### Short problem
Extract each line containing the string "letters".

------ Items ------

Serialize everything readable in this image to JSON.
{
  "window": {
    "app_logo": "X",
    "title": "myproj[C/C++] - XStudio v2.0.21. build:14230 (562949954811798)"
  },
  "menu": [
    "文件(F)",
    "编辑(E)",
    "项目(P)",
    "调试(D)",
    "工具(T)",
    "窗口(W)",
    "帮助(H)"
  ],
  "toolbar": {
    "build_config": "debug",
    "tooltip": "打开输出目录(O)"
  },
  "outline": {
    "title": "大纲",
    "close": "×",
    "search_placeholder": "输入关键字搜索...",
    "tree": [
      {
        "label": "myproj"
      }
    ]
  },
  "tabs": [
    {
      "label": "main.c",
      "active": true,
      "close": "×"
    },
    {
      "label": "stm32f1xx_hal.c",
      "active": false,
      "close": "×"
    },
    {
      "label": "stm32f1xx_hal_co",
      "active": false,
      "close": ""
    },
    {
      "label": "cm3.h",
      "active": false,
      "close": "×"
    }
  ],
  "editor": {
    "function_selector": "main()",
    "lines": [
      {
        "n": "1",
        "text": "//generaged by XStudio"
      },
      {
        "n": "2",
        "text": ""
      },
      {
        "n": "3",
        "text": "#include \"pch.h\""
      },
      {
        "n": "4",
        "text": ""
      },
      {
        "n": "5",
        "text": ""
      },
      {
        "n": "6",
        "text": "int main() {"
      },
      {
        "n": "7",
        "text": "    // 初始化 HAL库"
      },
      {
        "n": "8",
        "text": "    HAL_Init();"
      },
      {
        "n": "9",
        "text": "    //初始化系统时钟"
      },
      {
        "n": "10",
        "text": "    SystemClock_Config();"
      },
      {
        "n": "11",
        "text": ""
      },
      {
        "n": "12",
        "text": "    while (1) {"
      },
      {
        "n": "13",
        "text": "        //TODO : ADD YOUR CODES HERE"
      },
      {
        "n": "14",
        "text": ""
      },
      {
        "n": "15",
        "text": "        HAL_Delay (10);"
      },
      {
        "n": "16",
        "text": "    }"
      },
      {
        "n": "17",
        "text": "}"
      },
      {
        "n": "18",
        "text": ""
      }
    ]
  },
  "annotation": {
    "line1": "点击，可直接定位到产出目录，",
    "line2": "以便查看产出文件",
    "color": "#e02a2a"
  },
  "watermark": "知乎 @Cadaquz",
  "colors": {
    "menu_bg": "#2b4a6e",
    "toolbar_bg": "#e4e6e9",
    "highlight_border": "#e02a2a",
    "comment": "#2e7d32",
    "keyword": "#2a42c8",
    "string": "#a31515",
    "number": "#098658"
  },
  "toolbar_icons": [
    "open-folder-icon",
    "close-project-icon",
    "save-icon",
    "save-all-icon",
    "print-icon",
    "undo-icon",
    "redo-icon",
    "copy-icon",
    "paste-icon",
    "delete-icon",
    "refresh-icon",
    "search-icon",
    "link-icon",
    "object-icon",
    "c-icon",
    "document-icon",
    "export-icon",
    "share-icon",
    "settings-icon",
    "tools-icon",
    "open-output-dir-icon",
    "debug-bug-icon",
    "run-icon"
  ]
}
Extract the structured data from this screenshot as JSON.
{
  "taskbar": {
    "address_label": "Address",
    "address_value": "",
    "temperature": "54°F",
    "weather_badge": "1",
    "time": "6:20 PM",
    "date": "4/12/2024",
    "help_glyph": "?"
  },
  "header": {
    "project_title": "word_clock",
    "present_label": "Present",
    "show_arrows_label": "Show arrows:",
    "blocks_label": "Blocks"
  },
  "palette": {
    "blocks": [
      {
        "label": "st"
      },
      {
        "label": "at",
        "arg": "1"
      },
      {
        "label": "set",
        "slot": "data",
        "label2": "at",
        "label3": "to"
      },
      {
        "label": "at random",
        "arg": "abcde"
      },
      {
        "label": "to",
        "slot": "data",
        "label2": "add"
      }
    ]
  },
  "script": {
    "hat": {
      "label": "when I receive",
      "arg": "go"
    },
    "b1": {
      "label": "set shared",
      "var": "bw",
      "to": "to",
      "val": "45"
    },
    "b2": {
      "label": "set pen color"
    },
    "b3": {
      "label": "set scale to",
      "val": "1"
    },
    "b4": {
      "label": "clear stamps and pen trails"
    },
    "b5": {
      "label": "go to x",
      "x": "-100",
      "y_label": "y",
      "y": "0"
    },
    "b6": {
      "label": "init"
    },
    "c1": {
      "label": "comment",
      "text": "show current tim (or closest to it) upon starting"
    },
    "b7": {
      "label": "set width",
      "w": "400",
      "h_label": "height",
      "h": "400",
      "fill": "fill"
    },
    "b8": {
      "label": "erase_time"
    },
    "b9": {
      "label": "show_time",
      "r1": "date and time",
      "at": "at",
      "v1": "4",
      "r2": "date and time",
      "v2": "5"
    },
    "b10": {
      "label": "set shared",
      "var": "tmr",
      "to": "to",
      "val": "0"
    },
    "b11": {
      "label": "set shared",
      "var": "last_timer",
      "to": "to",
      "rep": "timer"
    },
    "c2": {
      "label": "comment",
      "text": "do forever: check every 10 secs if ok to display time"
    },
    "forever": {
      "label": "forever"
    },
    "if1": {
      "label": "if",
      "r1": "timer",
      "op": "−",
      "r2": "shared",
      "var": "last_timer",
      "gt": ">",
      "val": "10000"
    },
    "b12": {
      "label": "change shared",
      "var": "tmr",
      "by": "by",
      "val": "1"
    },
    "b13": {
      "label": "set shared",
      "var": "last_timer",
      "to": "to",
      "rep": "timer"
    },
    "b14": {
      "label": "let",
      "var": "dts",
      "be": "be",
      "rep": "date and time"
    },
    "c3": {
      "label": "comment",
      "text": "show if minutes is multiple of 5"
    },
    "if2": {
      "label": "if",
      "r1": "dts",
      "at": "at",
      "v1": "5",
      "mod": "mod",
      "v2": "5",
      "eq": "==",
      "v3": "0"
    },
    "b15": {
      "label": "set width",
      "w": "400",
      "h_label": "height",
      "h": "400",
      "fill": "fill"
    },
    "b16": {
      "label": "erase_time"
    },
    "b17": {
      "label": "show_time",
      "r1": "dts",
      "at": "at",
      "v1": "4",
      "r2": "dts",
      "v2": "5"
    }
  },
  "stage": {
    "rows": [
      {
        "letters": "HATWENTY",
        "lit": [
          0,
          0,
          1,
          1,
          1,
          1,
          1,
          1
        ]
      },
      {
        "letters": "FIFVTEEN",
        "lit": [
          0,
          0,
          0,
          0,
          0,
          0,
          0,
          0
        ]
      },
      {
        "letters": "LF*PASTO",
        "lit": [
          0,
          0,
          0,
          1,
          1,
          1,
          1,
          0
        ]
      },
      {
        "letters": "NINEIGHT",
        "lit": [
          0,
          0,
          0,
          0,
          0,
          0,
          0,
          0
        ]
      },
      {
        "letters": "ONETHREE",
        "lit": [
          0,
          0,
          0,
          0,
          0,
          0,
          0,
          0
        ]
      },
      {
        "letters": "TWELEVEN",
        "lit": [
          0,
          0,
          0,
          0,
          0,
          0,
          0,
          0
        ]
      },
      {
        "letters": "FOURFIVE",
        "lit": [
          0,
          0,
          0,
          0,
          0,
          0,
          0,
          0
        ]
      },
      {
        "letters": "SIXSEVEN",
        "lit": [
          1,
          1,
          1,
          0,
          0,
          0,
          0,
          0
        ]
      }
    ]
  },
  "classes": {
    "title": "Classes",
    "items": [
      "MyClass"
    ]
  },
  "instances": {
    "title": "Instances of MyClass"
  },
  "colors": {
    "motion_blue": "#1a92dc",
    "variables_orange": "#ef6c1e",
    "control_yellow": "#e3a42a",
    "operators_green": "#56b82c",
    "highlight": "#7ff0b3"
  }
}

------

### Solution to the exercise
        "letters": "HATWENTY",
        "letters": "FIFVTEEN",
        "letters": "LF*PASTO",
        "letters": "NINEIGHT",
        "letters": "ONETHREE",
        "letters": "TWELEVEN",
        "letters": "FOURFIVE",
        "letters": "SIXSEVEN",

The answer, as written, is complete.